[START OF The records]

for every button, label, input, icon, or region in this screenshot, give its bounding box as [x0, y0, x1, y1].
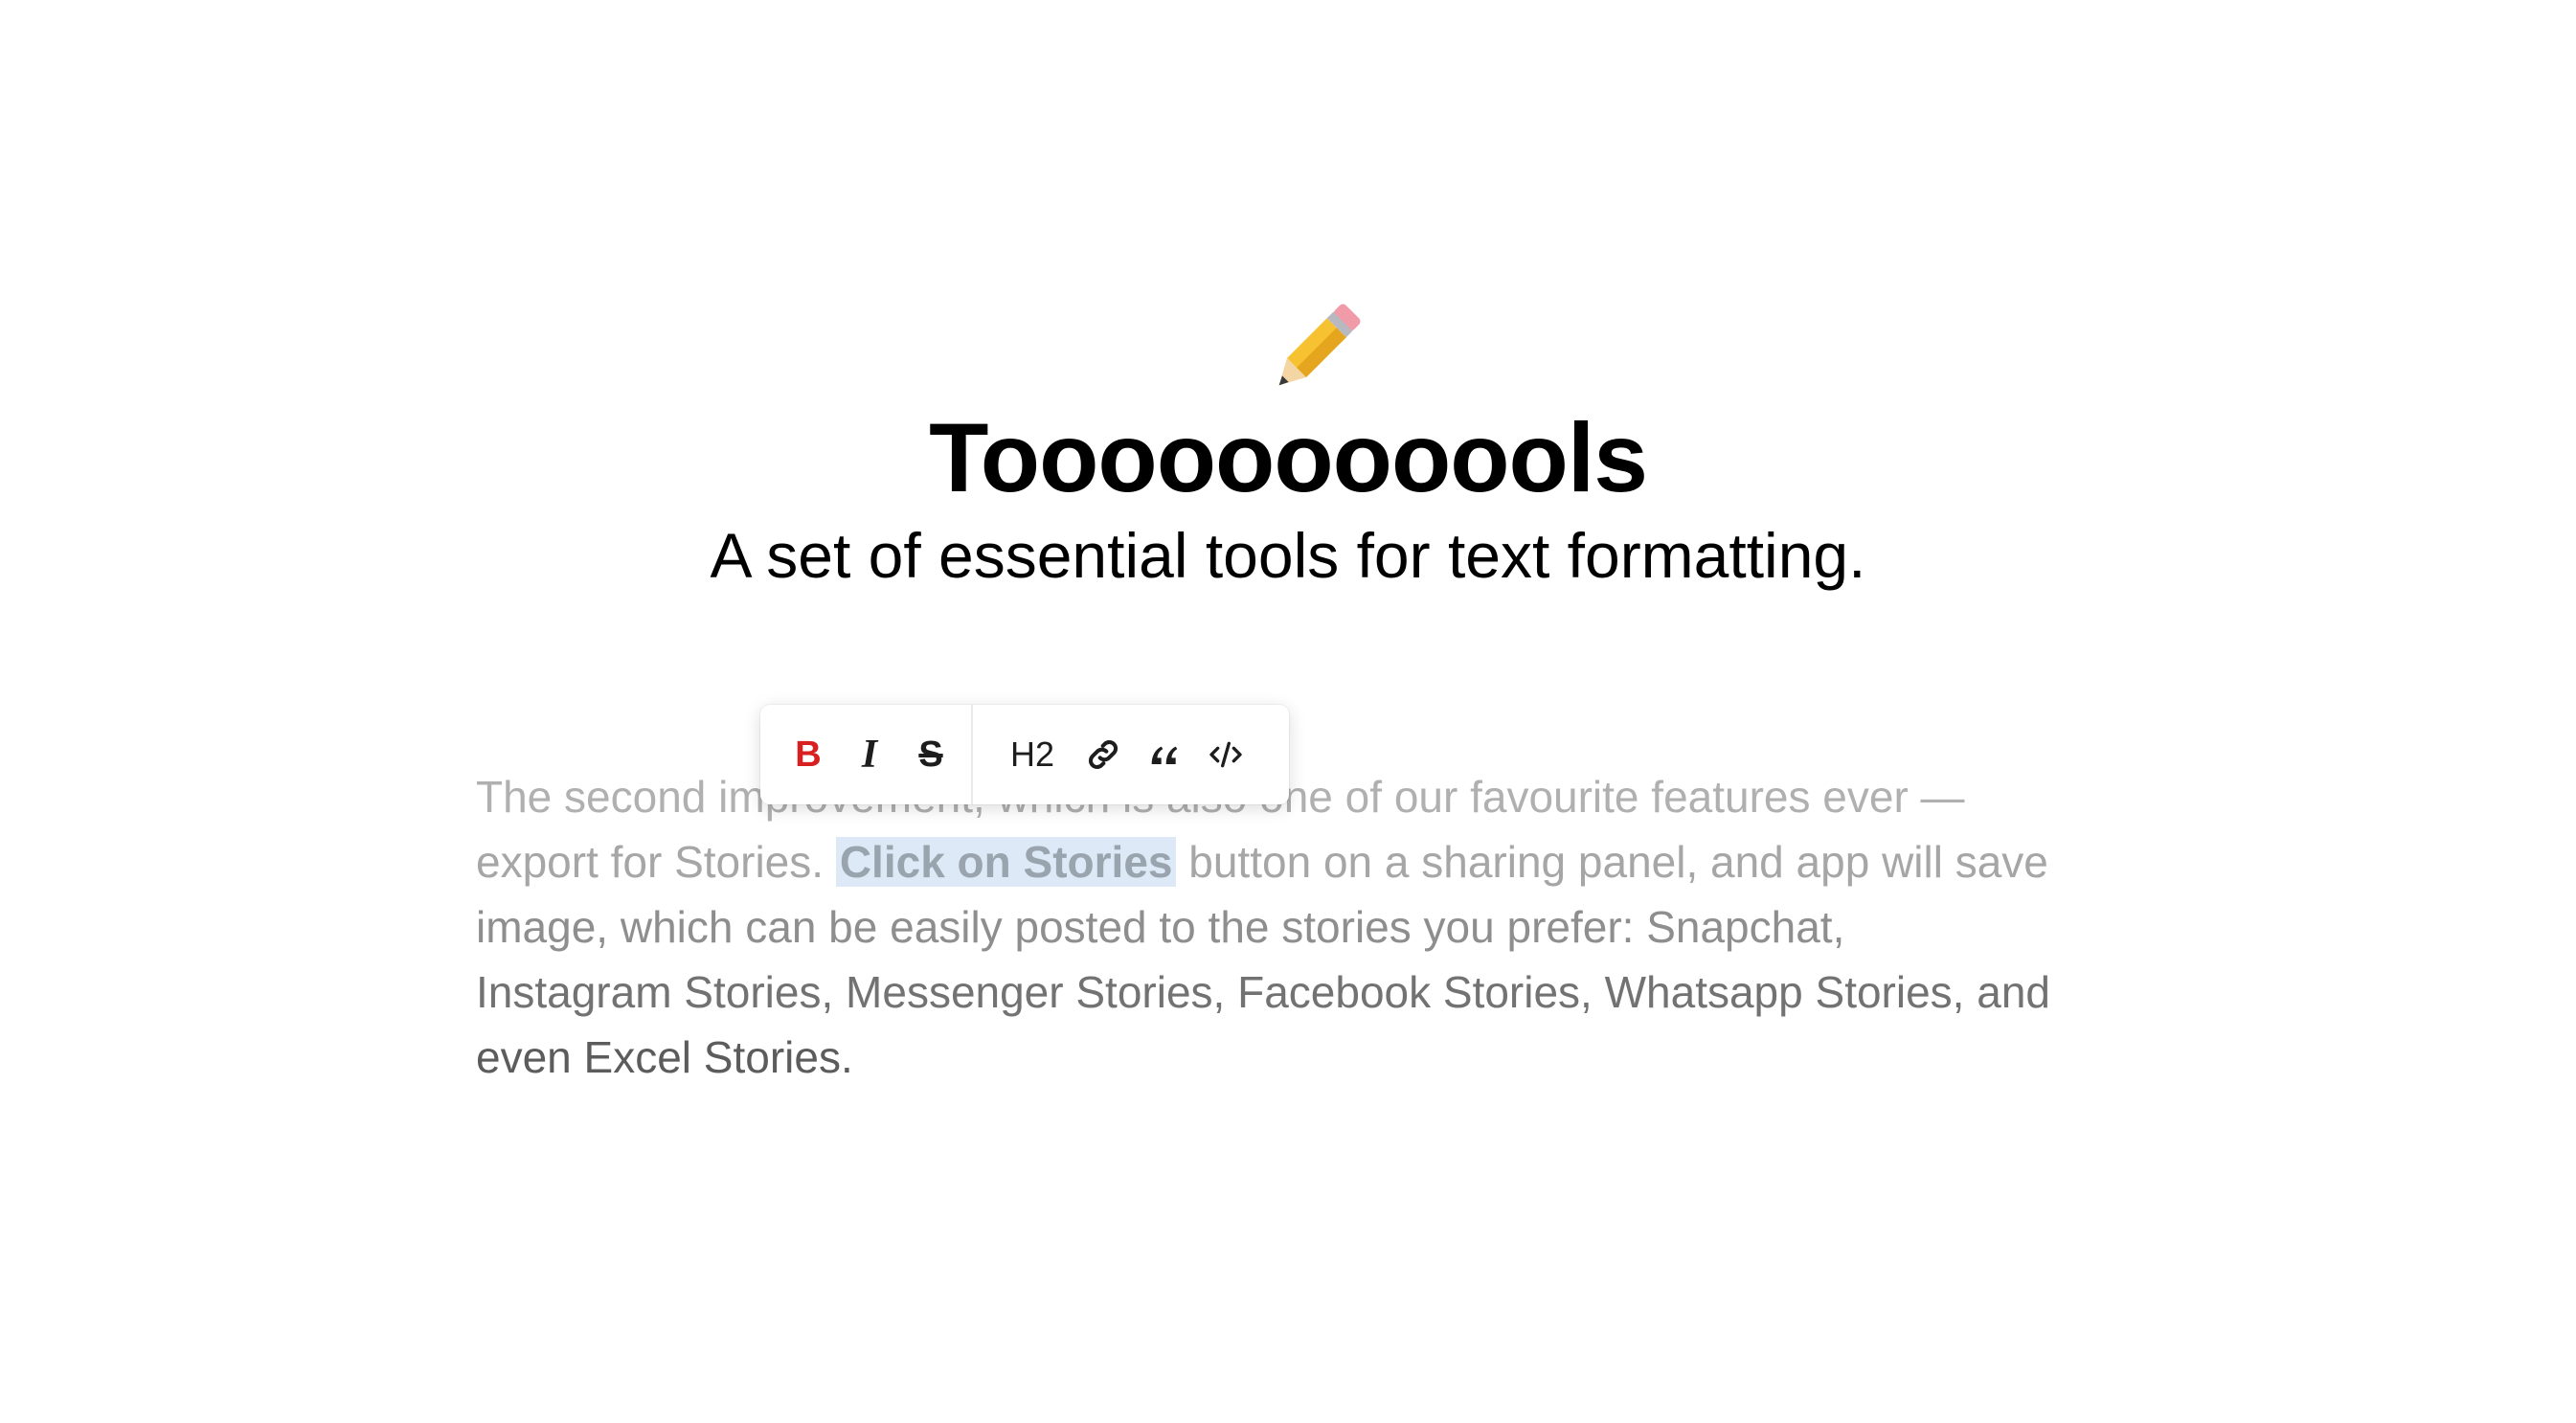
paragraph-line: even Excel Stories.	[476, 1032, 853, 1082]
formatting-toolbar: B I S H2	[760, 705, 1289, 804]
italic-button[interactable]: I	[839, 724, 900, 785]
block-format-group: H2	[973, 705, 1256, 804]
code-icon	[1209, 741, 1242, 768]
bold-button[interactable]: B	[778, 724, 839, 785]
link-button[interactable]	[1073, 724, 1134, 785]
text-before-selection: export for Stories.	[476, 837, 836, 887]
editor-paragraph[interactable]: The second improvement, which is also on…	[476, 764, 2181, 1090]
pencil-icon	[1259, 292, 1372, 405]
text-after-selection: button on a sharing panel, and app will …	[1176, 837, 2048, 887]
paragraph-line: export for Stories. Click on Stories but…	[476, 829, 2181, 894]
paragraph-line: image, which can be easily posted to the…	[476, 902, 1845, 952]
heading-button[interactable]: H2	[992, 724, 1073, 785]
page-title: Tooooooooools	[929, 403, 1648, 512]
code-button[interactable]	[1195, 724, 1256, 785]
quote-button[interactable]	[1134, 724, 1195, 785]
selected-text[interactable]: Click on Stories	[835, 837, 1177, 887]
strikethrough-button[interactable]: S	[900, 724, 961, 785]
link-icon	[1089, 740, 1118, 769]
inline-format-group: B I S	[760, 705, 971, 804]
paragraph-line: The second improvement, which is also on…	[476, 772, 1965, 822]
quote-icon	[1151, 746, 1178, 764]
paragraph-line: Instagram Stories, Messenger Stories, Fa…	[476, 967, 2050, 1017]
page-subtitle: A set of essential tools for text format…	[710, 520, 1866, 591]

[END OF The records]

• [Stated problem]: Copy every line of the records above without changing anything, and leave the pictures out.

• [Response for this exercise]:
for every button, label, input, icon, or region in this screenshot, give its bounding box as [x0, y0, x1, y1].
paragraph-line: even Excel Stories.	[476, 1032, 853, 1082]
formatting-toolbar: B I S H2	[760, 705, 1289, 804]
italic-button[interactable]: I	[839, 724, 900, 785]
block-format-group: H2	[973, 705, 1256, 804]
code-icon	[1209, 741, 1242, 768]
bold-button[interactable]: B	[778, 724, 839, 785]
link-button[interactable]	[1073, 724, 1134, 785]
text-before-selection: export for Stories.	[476, 837, 836, 887]
editor-paragraph[interactable]: The second improvement, which is also on…	[476, 764, 2181, 1090]
pencil-icon	[1259, 292, 1372, 405]
text-after-selection: button on a sharing panel, and app will …	[1176, 837, 2048, 887]
paragraph-line: export for Stories. Click on Stories but…	[476, 829, 2181, 894]
paragraph-line: image, which can be easily posted to the…	[476, 902, 1845, 952]
heading-button[interactable]: H2	[992, 724, 1073, 785]
page-title: Tooooooooools	[929, 403, 1648, 512]
code-button[interactable]	[1195, 724, 1256, 785]
quote-button[interactable]	[1134, 724, 1195, 785]
selected-text[interactable]: Click on Stories	[835, 837, 1177, 887]
strikethrough-button[interactable]: S	[900, 724, 961, 785]
link-icon	[1089, 740, 1118, 769]
inline-format-group: B I S	[760, 705, 971, 804]
paragraph-line: The second improvement, which is also on…	[476, 772, 1965, 822]
quote-icon	[1151, 746, 1178, 764]
paragraph-line: Instagram Stories, Messenger Stories, Fa…	[476, 967, 2050, 1017]
page-subtitle: A set of essential tools for text format…	[710, 520, 1866, 591]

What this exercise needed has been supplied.